[Data records]
begin

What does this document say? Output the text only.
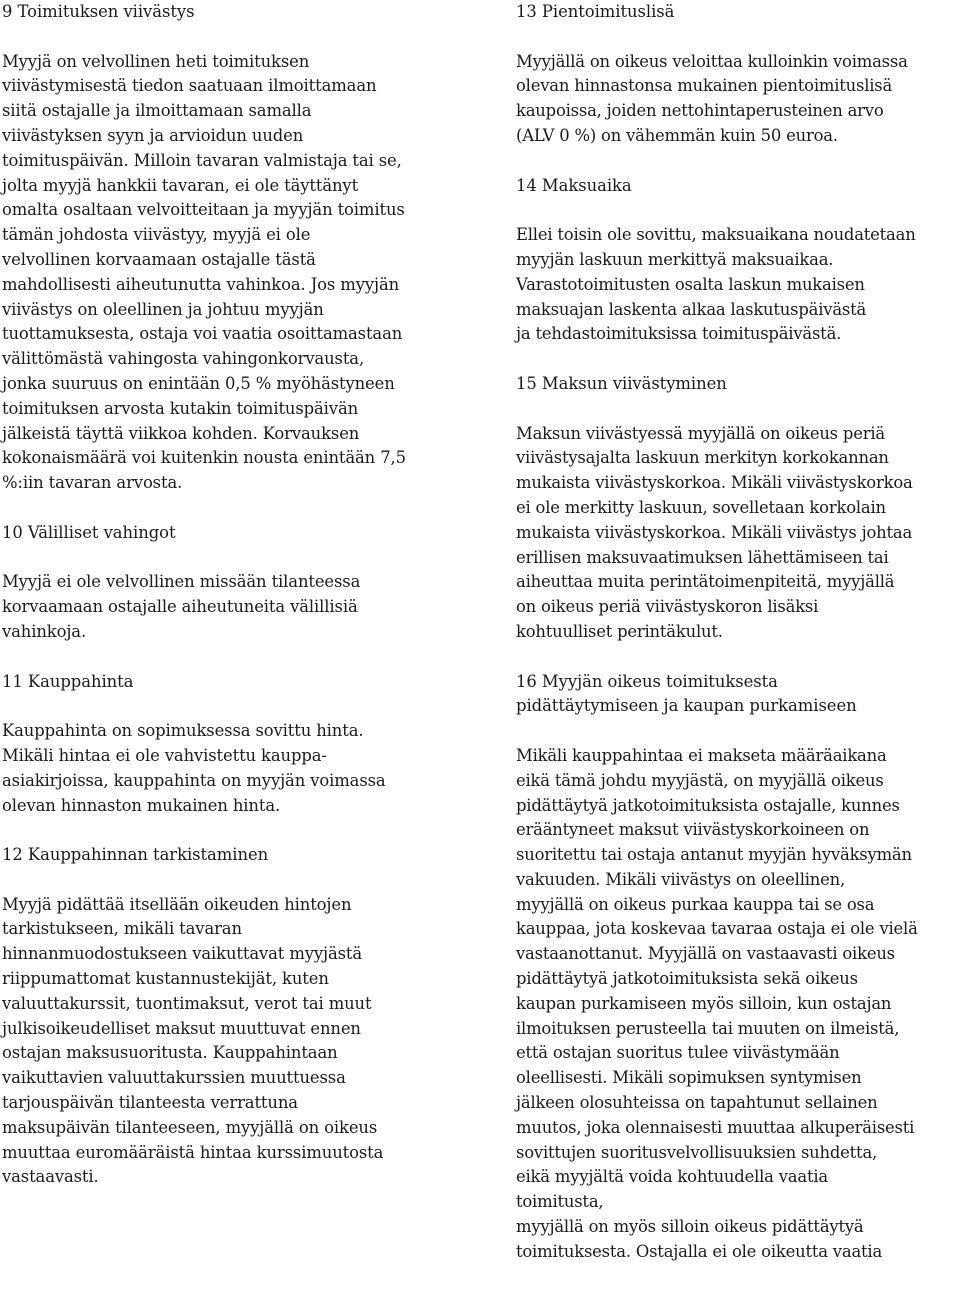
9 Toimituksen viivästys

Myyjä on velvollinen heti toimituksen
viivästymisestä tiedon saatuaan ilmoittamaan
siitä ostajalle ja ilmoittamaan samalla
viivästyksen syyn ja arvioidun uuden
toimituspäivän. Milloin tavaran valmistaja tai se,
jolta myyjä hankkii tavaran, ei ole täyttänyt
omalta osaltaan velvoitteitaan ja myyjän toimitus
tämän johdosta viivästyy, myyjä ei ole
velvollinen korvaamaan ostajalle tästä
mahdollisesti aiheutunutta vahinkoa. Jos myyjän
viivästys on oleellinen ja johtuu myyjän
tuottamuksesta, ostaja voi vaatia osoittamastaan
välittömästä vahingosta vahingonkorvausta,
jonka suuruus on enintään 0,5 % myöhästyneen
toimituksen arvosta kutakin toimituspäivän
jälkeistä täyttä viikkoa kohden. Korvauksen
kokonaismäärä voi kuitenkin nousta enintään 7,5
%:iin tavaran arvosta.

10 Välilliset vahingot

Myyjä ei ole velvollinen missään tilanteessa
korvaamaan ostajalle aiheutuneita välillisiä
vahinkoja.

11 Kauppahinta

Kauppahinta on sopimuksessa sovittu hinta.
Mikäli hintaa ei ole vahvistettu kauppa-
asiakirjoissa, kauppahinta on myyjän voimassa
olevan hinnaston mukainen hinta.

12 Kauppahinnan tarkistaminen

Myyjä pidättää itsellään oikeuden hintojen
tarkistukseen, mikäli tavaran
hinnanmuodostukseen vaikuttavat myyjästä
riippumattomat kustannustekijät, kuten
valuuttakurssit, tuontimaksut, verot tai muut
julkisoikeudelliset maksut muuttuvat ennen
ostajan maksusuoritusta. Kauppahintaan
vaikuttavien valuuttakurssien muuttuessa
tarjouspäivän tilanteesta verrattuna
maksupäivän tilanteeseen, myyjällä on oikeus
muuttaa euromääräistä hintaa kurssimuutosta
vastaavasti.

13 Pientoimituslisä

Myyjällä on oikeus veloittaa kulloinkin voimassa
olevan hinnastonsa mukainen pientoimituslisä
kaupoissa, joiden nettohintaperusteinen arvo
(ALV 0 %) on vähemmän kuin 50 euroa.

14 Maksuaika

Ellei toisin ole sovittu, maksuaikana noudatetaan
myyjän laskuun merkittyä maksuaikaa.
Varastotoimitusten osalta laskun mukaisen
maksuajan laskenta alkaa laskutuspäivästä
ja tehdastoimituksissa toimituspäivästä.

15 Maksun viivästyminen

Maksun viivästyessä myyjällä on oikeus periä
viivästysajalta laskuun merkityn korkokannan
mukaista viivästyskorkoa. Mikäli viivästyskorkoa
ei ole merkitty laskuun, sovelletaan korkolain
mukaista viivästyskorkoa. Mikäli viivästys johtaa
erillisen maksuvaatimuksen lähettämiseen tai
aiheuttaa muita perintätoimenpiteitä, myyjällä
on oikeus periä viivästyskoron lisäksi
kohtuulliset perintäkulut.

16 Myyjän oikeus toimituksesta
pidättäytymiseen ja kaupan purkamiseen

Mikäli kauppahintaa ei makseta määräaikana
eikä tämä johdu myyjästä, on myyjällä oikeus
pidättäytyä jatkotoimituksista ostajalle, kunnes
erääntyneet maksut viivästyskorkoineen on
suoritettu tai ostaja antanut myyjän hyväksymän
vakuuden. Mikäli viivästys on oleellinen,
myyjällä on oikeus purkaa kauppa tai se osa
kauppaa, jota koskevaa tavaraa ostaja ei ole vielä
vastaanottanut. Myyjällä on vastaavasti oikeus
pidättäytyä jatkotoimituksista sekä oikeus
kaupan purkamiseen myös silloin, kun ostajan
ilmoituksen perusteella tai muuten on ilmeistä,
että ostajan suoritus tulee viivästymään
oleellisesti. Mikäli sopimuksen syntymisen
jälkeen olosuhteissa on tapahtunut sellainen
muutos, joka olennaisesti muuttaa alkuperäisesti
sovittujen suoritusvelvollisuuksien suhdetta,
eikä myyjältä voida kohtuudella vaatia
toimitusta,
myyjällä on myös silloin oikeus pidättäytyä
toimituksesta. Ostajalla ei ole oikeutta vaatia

end
begin

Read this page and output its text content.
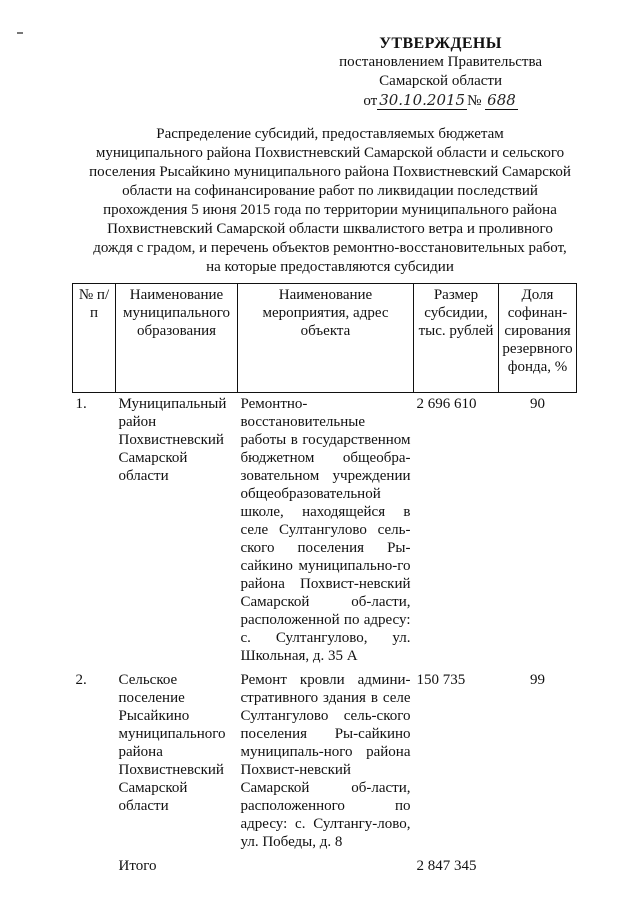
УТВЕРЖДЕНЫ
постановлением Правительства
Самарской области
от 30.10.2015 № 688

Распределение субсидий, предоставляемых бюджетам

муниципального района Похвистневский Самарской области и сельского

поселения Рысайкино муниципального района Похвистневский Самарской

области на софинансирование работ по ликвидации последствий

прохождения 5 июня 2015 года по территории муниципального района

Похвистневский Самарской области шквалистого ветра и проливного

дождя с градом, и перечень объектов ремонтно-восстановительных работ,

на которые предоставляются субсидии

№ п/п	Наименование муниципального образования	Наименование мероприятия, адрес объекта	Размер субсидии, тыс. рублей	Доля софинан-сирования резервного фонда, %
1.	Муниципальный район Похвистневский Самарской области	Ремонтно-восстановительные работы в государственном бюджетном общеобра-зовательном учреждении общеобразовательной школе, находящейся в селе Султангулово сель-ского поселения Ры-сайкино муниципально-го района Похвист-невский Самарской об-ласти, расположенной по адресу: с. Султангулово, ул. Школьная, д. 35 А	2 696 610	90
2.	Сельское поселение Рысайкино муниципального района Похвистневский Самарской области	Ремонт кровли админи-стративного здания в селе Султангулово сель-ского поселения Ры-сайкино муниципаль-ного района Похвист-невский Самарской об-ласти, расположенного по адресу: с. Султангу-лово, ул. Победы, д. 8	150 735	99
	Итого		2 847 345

end

> **What is required**: Filter the records above and return every line that holds the word "myyjästä".

> **The reply**:
hinnanmuodostukseen vaikuttavat myyjästä
eikä tämä johdu myyjästä, on myyjällä oikeus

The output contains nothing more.